Exercise prompt —
Copy the data word for word, keeping every line.

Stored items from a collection
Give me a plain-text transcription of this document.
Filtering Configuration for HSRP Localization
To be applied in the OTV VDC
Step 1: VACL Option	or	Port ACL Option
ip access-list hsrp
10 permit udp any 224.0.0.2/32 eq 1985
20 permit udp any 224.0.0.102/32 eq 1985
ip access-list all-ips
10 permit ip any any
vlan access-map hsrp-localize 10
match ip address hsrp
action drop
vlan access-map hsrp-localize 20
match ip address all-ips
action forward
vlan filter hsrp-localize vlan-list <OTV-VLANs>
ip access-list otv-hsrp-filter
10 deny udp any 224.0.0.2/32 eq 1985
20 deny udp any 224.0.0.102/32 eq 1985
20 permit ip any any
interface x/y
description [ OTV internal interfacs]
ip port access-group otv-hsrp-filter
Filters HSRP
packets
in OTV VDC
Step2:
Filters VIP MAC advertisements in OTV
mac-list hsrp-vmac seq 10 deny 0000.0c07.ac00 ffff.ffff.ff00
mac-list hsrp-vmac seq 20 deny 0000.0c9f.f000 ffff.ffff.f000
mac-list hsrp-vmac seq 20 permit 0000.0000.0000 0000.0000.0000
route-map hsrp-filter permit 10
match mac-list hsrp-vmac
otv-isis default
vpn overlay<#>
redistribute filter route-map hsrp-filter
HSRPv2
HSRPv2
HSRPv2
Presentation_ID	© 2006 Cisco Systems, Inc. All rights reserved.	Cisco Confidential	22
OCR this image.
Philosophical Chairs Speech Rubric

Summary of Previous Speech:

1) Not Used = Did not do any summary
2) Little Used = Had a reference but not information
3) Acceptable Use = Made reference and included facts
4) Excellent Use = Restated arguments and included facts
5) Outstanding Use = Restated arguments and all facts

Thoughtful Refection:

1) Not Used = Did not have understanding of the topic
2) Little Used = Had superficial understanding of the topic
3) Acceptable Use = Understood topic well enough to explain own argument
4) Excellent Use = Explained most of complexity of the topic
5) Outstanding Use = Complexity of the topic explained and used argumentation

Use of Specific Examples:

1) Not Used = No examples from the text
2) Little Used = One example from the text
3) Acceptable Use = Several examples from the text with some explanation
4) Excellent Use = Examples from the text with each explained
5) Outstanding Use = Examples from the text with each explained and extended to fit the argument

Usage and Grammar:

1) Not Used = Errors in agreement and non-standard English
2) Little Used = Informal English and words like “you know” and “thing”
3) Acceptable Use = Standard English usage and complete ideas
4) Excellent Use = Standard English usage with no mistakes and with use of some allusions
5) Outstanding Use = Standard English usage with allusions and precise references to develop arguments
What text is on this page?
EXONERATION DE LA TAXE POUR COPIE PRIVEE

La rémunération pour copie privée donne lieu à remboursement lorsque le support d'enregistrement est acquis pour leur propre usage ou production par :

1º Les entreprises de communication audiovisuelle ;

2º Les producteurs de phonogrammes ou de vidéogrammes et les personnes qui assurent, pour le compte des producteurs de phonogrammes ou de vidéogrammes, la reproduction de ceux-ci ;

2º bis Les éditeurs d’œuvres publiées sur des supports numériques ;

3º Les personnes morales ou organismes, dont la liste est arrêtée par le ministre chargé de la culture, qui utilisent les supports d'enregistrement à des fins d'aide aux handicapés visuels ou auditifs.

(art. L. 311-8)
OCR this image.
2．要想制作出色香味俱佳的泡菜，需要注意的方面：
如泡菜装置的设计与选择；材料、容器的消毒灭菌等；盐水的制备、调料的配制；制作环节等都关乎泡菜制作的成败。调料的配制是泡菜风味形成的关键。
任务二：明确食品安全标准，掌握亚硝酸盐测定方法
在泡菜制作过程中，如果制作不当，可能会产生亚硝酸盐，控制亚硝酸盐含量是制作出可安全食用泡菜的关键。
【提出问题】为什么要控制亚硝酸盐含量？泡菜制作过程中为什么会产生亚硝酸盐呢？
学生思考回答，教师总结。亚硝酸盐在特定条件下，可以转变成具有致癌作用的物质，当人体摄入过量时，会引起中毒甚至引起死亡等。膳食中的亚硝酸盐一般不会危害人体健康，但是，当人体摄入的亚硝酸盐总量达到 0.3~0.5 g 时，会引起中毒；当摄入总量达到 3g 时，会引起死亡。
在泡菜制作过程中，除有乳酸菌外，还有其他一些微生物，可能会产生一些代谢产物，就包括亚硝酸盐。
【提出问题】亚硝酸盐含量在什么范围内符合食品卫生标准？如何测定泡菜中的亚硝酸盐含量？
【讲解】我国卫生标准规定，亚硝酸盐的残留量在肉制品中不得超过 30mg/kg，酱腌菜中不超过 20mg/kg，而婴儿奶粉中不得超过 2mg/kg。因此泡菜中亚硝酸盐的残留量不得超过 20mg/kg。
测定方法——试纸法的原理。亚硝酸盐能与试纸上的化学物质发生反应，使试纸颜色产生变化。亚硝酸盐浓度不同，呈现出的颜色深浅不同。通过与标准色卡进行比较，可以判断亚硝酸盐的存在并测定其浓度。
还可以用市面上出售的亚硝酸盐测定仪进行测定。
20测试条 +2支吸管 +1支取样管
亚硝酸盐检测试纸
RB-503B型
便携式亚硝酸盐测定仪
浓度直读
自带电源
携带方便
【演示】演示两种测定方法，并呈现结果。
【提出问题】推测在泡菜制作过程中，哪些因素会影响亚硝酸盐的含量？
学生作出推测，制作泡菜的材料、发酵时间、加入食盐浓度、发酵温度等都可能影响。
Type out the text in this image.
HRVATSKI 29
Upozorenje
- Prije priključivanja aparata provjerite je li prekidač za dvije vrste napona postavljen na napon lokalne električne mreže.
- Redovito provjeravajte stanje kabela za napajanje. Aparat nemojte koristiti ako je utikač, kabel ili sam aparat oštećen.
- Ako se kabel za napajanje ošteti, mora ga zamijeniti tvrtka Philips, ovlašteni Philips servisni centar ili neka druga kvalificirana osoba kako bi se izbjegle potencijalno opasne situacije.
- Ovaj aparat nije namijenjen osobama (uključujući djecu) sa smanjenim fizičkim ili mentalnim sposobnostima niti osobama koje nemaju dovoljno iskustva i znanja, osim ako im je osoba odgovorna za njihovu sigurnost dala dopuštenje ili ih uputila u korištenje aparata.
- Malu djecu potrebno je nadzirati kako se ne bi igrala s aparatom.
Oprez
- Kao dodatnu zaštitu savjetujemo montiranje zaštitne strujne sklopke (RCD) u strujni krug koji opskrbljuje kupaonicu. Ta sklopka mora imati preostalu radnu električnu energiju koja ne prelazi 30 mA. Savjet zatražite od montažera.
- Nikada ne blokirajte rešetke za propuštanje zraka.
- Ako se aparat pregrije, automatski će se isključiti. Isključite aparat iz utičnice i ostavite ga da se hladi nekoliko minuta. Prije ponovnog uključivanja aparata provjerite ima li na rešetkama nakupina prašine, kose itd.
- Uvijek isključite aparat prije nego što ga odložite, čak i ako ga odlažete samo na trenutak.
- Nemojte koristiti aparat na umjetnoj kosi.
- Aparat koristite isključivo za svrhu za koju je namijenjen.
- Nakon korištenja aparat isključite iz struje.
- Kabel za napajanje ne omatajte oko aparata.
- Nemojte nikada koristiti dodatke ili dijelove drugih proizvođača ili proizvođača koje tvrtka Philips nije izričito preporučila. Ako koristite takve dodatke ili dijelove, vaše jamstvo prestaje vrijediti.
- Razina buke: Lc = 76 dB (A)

Output of the task —
Give me a plain-text transcription of this document.
Filtering Configuration for HSRP Localization
To be applied in the OTV VDC
Step 1: VACL Option	or	Port ACL Option
ip access-list hsrp
10 permit udp any 224.0.0.2/32 eq 1985
20 permit udp any 224.0.0.102/32 eq 1985
ip access-list all-ips
10 permit ip any any
vlan access-map hsrp-localize 10
match ip address hsrp
action drop
vlan access-map hsrp-localize 20
match ip address all-ips
action forward
vlan filter hsrp-localize vlan-list <OTV-VLANs>
ip access-list otv-hsrp-filter
10 deny udp any 224.0.0.2/32 eq 1985
20 deny udp any 224.0.0.102/32 eq 1985
20 permit ip any any
interface x/y
description [ OTV internal interfacs]
ip port access-group otv-hsrp-filter
Filters HSRP
packets
in OTV VDC
Step2:
Filters VIP MAC advertisements in OTV
mac-list hsrp-vmac seq 10 deny 0000.0c07.ac00 ffff.ffff.ff00
mac-list hsrp-vmac seq 20 deny 0000.0c9f.f000 ffff.ffff.f000
mac-list hsrp-vmac seq 20 permit 0000.0000.0000 0000.0000.0000
route-map hsrp-filter permit 10
match mac-list hsrp-vmac
otv-isis default
vpn overlay<#>
redistribute filter route-map hsrp-filter
HSRPv2
HSRPv2
HSRPv2
Presentation_ID	© 2006 Cisco Systems, Inc. All rights reserved.	Cisco Confidential	22
OCR this image.
Philosophical Chairs Speech Rubric

Summary of Previous Speech:

1) Not Used = Did not do any summary
2) Little Used = Had a reference but not information
3) Acceptable Use = Made reference and included facts
4) Excellent Use = Restated arguments and included facts
5) Outstanding Use = Restated arguments and all facts

Thoughtful Refection:

1) Not Used = Did not have understanding of the topic
2) Little Used = Had superficial understanding of the topic
3) Acceptable Use = Understood topic well enough to explain own argument
4) Excellent Use = Explained most of complexity of the topic
5) Outstanding Use = Complexity of the topic explained and used argumentation

Use of Specific Examples:

1) Not Used = No examples from the text
2) Little Used = One example from the text
3) Acceptable Use = Several examples from the text with some explanation
4) Excellent Use = Examples from the text with each explained
5) Outstanding Use = Examples from the text with each explained and extended to fit the argument

Usage and Grammar:

1) Not Used = Errors in agreement and non-standard English
2) Little Used = Informal English and words like “you know” and “thing”
3) Acceptable Use = Standard English usage and complete ideas
4) Excellent Use = Standard English usage with no mistakes and with use of some allusions
5) Outstanding Use = Standard English usage with allusions and precise references to develop arguments
What text is on this page?
EXONERATION DE LA TAXE POUR COPIE PRIVEE

La rémunération pour copie privée donne lieu à remboursement lorsque le support d'enregistrement est acquis pour leur propre usage ou production par :

1º Les entreprises de communication audiovisuelle ;

2º Les producteurs de phonogrammes ou de vidéogrammes et les personnes qui assurent, pour le compte des producteurs de phonogrammes ou de vidéogrammes, la reproduction de ceux-ci ;

2º bis Les éditeurs d’œuvres publiées sur des supports numériques ;

3º Les personnes morales ou organismes, dont la liste est arrêtée par le ministre chargé de la culture, qui utilisent les supports d'enregistrement à des fins d'aide aux handicapés visuels ou auditifs.

(art. L. 311-8)
OCR this image.
2．要想制作出色香味俱佳的泡菜，需要注意的方面：
如泡菜装置的设计与选择；材料、容器的消毒灭菌等；盐水的制备、调料的配制；制作环节等都关乎泡菜制作的成败。调料的配制是泡菜风味形成的关键。
任务二：明确食品安全标准，掌握亚硝酸盐测定方法
在泡菜制作过程中，如果制作不当，可能会产生亚硝酸盐，控制亚硝酸盐含量是制作出可安全食用泡菜的关键。
【提出问题】为什么要控制亚硝酸盐含量？泡菜制作过程中为什么会产生亚硝酸盐呢？
学生思考回答，教师总结。亚硝酸盐在特定条件下，可以转变成具有致癌作用的物质，当人体摄入过量时，会引起中毒甚至引起死亡等。膳食中的亚硝酸盐一般不会危害人体健康，但是，当人体摄入的亚硝酸盐总量达到 0.3~0.5 g 时，会引起中毒；当摄入总量达到 3g 时，会引起死亡。
在泡菜制作过程中，除有乳酸菌外，还有其他一些微生物，可能会产生一些代谢产物，就包括亚硝酸盐。
【提出问题】亚硝酸盐含量在什么范围内符合食品卫生标准？如何测定泡菜中的亚硝酸盐含量？
【讲解】我国卫生标准规定，亚硝酸盐的残留量在肉制品中不得超过 30mg/kg，酱腌菜中不超过 20mg/kg，而婴儿奶粉中不得超过 2mg/kg。因此泡菜中亚硝酸盐的残留量不得超过 20mg/kg。
测定方法——试纸法的原理。亚硝酸盐能与试纸上的化学物质发生反应，使试纸颜色产生变化。亚硝酸盐浓度不同，呈现出的颜色深浅不同。通过与标准色卡进行比较，可以判断亚硝酸盐的存在并测定其浓度。
还可以用市面上出售的亚硝酸盐测定仪进行测定。
20测试条 +2支吸管 +1支取样管
亚硝酸盐检测试纸
RB-503B型
便携式亚硝酸盐测定仪
浓度直读
自带电源
携带方便
【演示】演示两种测定方法，并呈现结果。
【提出问题】推测在泡菜制作过程中，哪些因素会影响亚硝酸盐的含量？
学生作出推测，制作泡菜的材料、发酵时间、加入食盐浓度、发酵温度等都可能影响。
Type out the text in this image.
HRVATSKI 29
Upozorenje
- Prije priključivanja aparata provjerite je li prekidač za dvije vrste napona postavljen na napon lokalne električne mreže.
- Redovito provjeravajte stanje kabela za napajanje. Aparat nemojte koristiti ako je utikač, kabel ili sam aparat oštećen.
- Ako se kabel za napajanje ošteti, mora ga zamijeniti tvrtka Philips, ovlašteni Philips servisni centar ili neka druga kvalificirana osoba kako bi se izbjegle potencijalno opasne situacije.
- Ovaj aparat nije namijenjen osobama (uključujući djecu) sa smanjenim fizičkim ili mentalnim sposobnostima niti osobama koje nemaju dovoljno iskustva i znanja, osim ako im je osoba odgovorna za njihovu sigurnost dala dopuštenje ili ih uputila u korištenje aparata.
- Malu djecu potrebno je nadzirati kako se ne bi igrala s aparatom.
Oprez
- Kao dodatnu zaštitu savjetujemo montiranje zaštitne strujne sklopke (RCD) u strujni krug koji opskrbljuje kupaonicu. Ta sklopka mora imati preostalu radnu električnu energiju koja ne prelazi 30 mA. Savjet zatražite od montažera.
- Nikada ne blokirajte rešetke za propuštanje zraka.
- Ako se aparat pregrije, automatski će se isključiti. Isključite aparat iz utičnice i ostavite ga da se hladi nekoliko minuta. Prije ponovnog uključivanja aparata provjerite ima li na rešetkama nakupina prašine, kose itd.
- Uvijek isključite aparat prije nego što ga odložite, čak i ako ga odlažete samo na trenutak.
- Nemojte koristiti aparat na umjetnoj kosi.
- Aparat koristite isključivo za svrhu za koju je namijenjen.
- Nakon korištenja aparat isključite iz struje.
- Kabel za napajanje ne omatajte oko aparata.
- Nemojte nikada koristiti dodatke ili dijelove drugih proizvođača ili proizvođača koje tvrtka Philips nije izričito preporučila. Ako koristite takve dodatke ili dijelove, vaše jamstvo prestaje vrijediti.
- Razina buke: Lc = 76 dB (A)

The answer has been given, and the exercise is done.